__DIRECTION__
Copy all the entries word for word, but omit the pictures.

[Excerpt from a dataset]
- - - - -

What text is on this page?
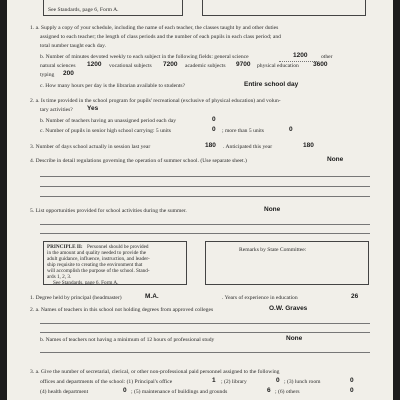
See Standards, page 6, Form A.
1. a. Supply a copy of your schedule, including the name of each teacher, the classes taught by and other duties
assigned to each teacher; the length of class periods and the number of each pupils in each class period; and
total number taught each day.
b. Number of minutes devoted weekly to each subject in the following fields: general science	1200 other
natural sciences 1200 vocational subjects 7200 academic subjects 9700 physical education 3600
typing 200
c. How many hours per day is the librarian available to students?	Entire school day
2. a. Is time provided in the school program for pupils' recreational (exclusive of physical education) and volun-
tary activities? Yes
b. Number of teachers having an unassigned period each day	0
c. Number of pupils in senior high school carrying: 5 units	0 ; more than 5 units	0
3. Number of days school actually in session last year	180 . Anticipated this year	180
4. Describe in detail regulations governing the operation of summer school. (Use separate sheet.)	None
5. List opportunities provided for school activities during the summer.	None
PRINCIPLE II: Personnel should be provided
in the amount and quality needed to provide the
adult guidance, influence, instruction, and leader-
ship requisite to creating the environment that
will accomplish the purpose of the school. Stand-
ards 1, 2, 3.
See Standards, page 6, Form A.
Remarks by State Committee:
1. Degree held by principal (headmaster)	M.A.	. Years of experience in education	26
2. a. Names of teachers in this school not holding degrees from approved colleges	O.W. Graves
b. Names of teachers not having a minimum of 12 hours of professional study	None
3. a. Give the number of secretarial, clerical, or other non-professional paid personnel assigned to the following
offices and departments of the school: (1) Principal's office	1 ; (2) library	0 ; (3) lunch room	0
(4) health department	0 ; (5) maintenance of buildings and grounds	6 ; (6) others	0
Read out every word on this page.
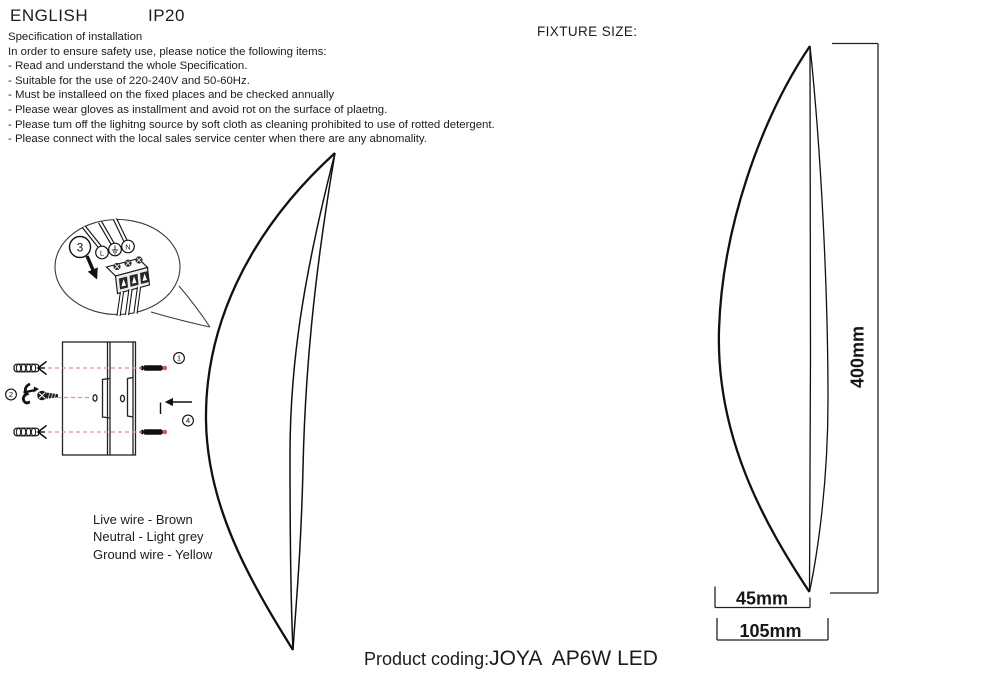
ENGLISH	IP20
Specification of installation
In order to ensure safety use, please notice the following items:
- Read and understand the whole Specification.
- Suitable for the use of 220-240V and 50-60Hz.
- Must be installeed on the fixed places and be checked annually
- Please wear gloves as installment and avoid rot on the surface of plaetng.
- Please tum off the lighitng source by soft cloth as cleaning prohibited to use of rotted detergent.
- Please connect with the local sales service center when there are any abnomality.
FIXTURE SIZE:
3 L
N
1
2
4
Live wire - Brown
Neutral - Light grey
Ground wire - Yellow
400mm
45mm
105mm
Product coding:JOYA  AP6W LED
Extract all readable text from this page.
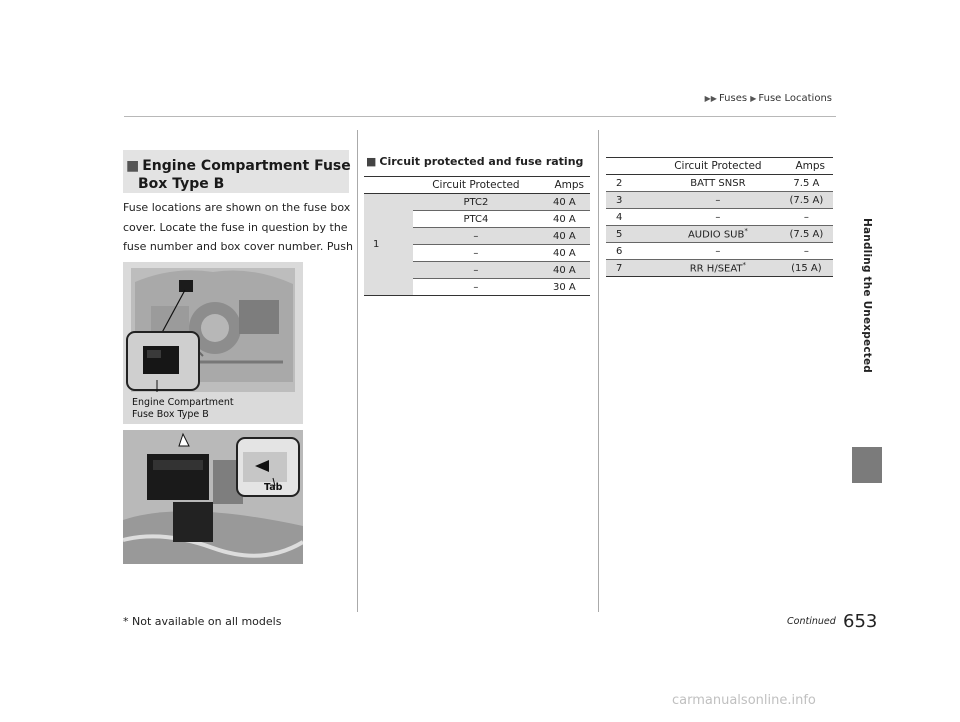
▶▶ Fuses ▶ Fuse Locations
Handling the Unexpected
■ Engine Compartment Fuse
Box Type B
Fuse locations are shown on the fuse box cover. Locate the fuse in question by the fuse number and box cover number. Push
Engine Compartment
Fuse Box Type B
Tab
■ Circuit protected and fuse rating
	Circuit Protected	Amps
1	PTC2	40 A
	PTC4	40 A
	–	40 A
	–	40 A
	–	40 A
	–	30 A
	Circuit Protected	Amps
2	BATT SNSR	7.5 A
3	–	(7.5 A)
4	–	–
5	AUDIO SUB*	(7.5 A)
6	–	–
7	RR H/SEAT*	(15 A)
* Not available on all models	Continued 653
carmanualsonline.info
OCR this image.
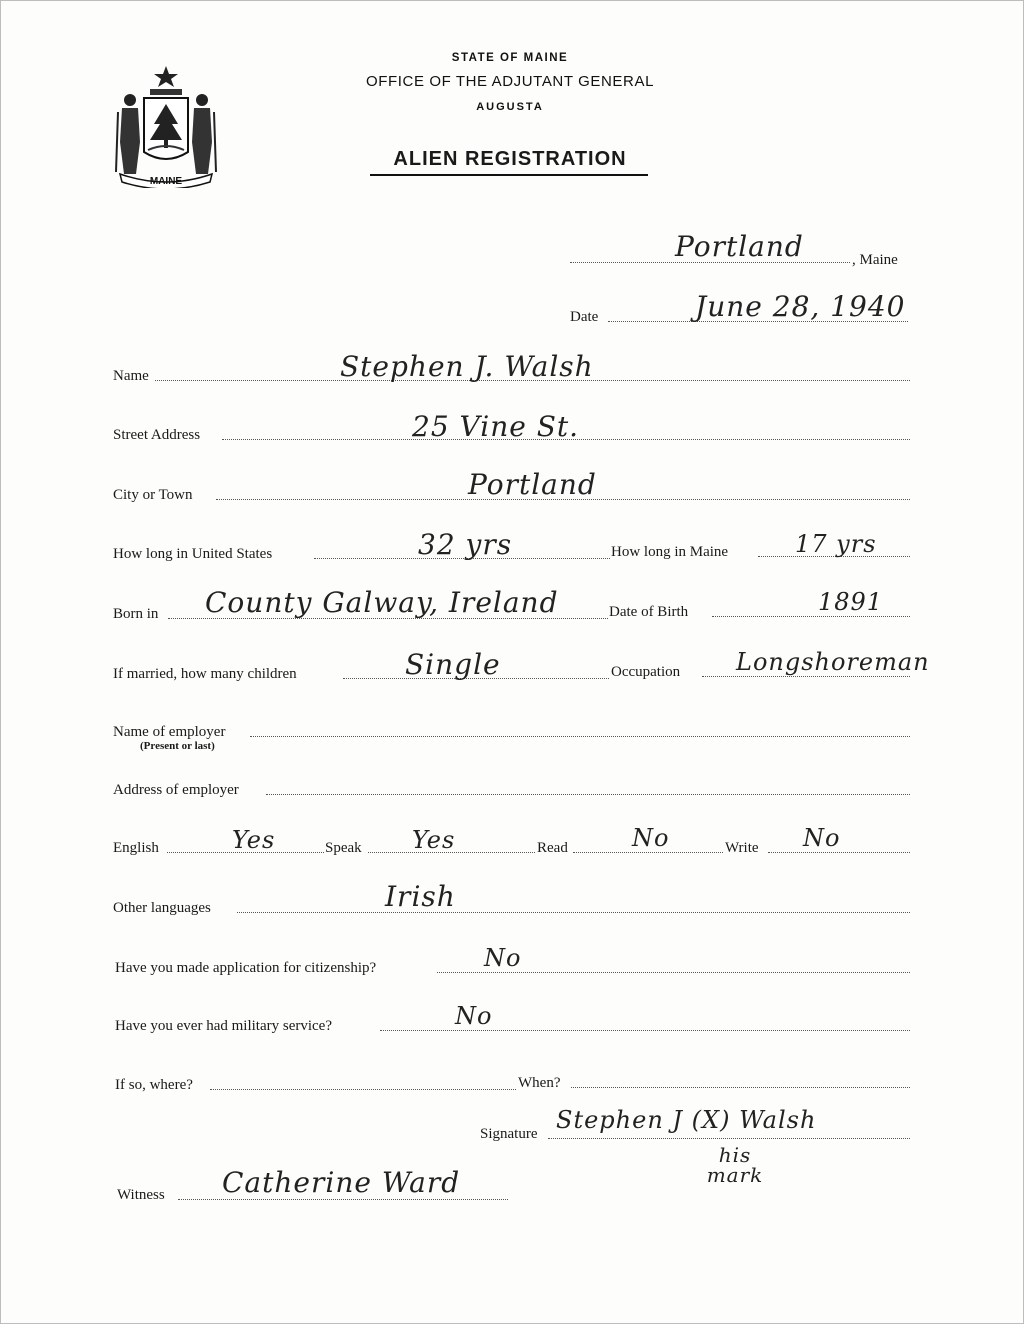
MAINE
STATE OF MAINE
OFFICE OF THE ADJUTANT GENERAL
AUGUSTA
ALIEN REGISTRATION
Portland	, Maine
Date	June 28, 1940
Name	Stephen J. Walsh
Street Address	25 Vine St.
City or Town	Portland
How long in United States	32 yrs	How long in Maine	17 yrs
Born in County Galway, Ireland	Date of Birth	1891
If married, how many children	Single	Occupation Longshoreman
Name of employer
(Present or last)
Address of employer
English	Yes	Speak Yes	Read	No	Write No
Other languages	Irish
Have you made application for citizenship?	No
Have you ever had military service?	No
If so, where?	When?
Signature Stephen J (X) Walsh
his mark
Witness Catherine Ward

- - - - -

__ANSWER__
What text is on this page?
See Standards, page 6, Form A.
1. a. Supply a copy of your schedule, including the name of each teacher, the classes taught by and other duties
assigned to each teacher; the length of class periods and the number of each pupils in each class period; and
total number taught each day.
b. Number of minutes devoted weekly to each subject in the following fields: general science	1200 other
natural sciences 1200 vocational subjects 7200 academic subjects 9700 physical education 3600
typing 200
c. How many hours per day is the librarian available to students?	Entire school day
2. a. Is time provided in the school program for pupils' recreational (exclusive of physical education) and volun-
tary activities? Yes
b. Number of teachers having an unassigned period each day	0
c. Number of pupils in senior high school carrying: 5 units	0 ; more than 5 units	0
3. Number of days school actually in session last year	180 . Anticipated this year	180
4. Describe in detail regulations governing the operation of summer school. (Use separate sheet.)	None
5. List opportunities provided for school activities during the summer.	None
PRINCIPLE II: Personnel should be provided
in the amount and quality needed to provide the
adult guidance, influence, instruction, and leader-
ship requisite to creating the environment that
will accomplish the purpose of the school. Stand-
ards 1, 2, 3.
See Standards, page 6, Form A.
Remarks by State Committee:
1. Degree held by principal (headmaster)	M.A.	. Years of experience in education	26
2. a. Names of teachers in this school not holding degrees from approved colleges	O.W. Graves
b. Names of teachers not having a minimum of 12 hours of professional study	None
3. a. Give the number of secretarial, clerical, or other non-professional paid personnel assigned to the following
offices and departments of the school: (1) Principal's office	1 ; (2) library	0 ; (3) lunch room	0
(4) health department	0 ; (5) maintenance of buildings and grounds	6 ; (6) others	0
Read out every word on this page.
ENGLISH	IP20
Specification of installation
In order to ensure safety use, please notice the following items:
- Read and understand the whole Specification.
- Suitable for the use of 220-240V and 50-60Hz.
- Must be installeed on the fixed places and be checked annually
- Please wear gloves as installment and avoid rot on the surface of plaetng.
- Please tum off the lighitng source by soft cloth as cleaning prohibited to use of rotted detergent.
- Please connect with the local sales service center when there are any abnomality.
FIXTURE SIZE:
3 L
N
1
2
4
Live wire - Brown
Neutral - Light grey
Ground wire - Yellow
400mm
45mm
105mm
Product coding:JOYA  AP6W LED
Extract all readable text from this page.
▶▶ Fuses ▶ Fuse Locations
Handling the Unexpected
■ Engine Compartment Fuse
Box Type B
Fuse locations are shown on the fuse box cover. Locate the fuse in question by the fuse number and box cover number. Push
Engine Compartment
Fuse Box Type B
Tab
■ Circuit protected and fuse rating
	Circuit Protected	Amps
1	PTC2	40 A
	PTC4	40 A
	–	40 A
	–	40 A
	–	40 A
	–	30 A
	Circuit Protected	Amps
2	BATT SNSR	7.5 A
3	–	(7.5 A)
4	–	–
5	AUDIO SUB*	(7.5 A)
6	–	–
7	RR H/SEAT*	(15 A)
* Not available on all models	Continued 653
carmanualsonline.info
OCR this image.
MAINE
STATE OF MAINE
OFFICE OF THE ADJUTANT GENERAL
AUGUSTA
ALIEN REGISTRATION
Portland	, Maine
Date	June 28, 1940
Name	Stephen J. Walsh
Street Address	25 Vine St.
City or Town	Portland
How long in United States	32 yrs	How long in Maine	17 yrs
Born in County Galway, Ireland	Date of Birth	1891
If married, how many children	Single	Occupation Longshoreman
Name of employer
(Present or last)
Address of employer
English	Yes	Speak Yes	Read	No	Write No
Other languages	Irish
Have you made application for citizenship?	No
Have you ever had military service?	No
If so, where?	When?
Signature Stephen J (X) Walsh
his mark
Witness Catherine Ward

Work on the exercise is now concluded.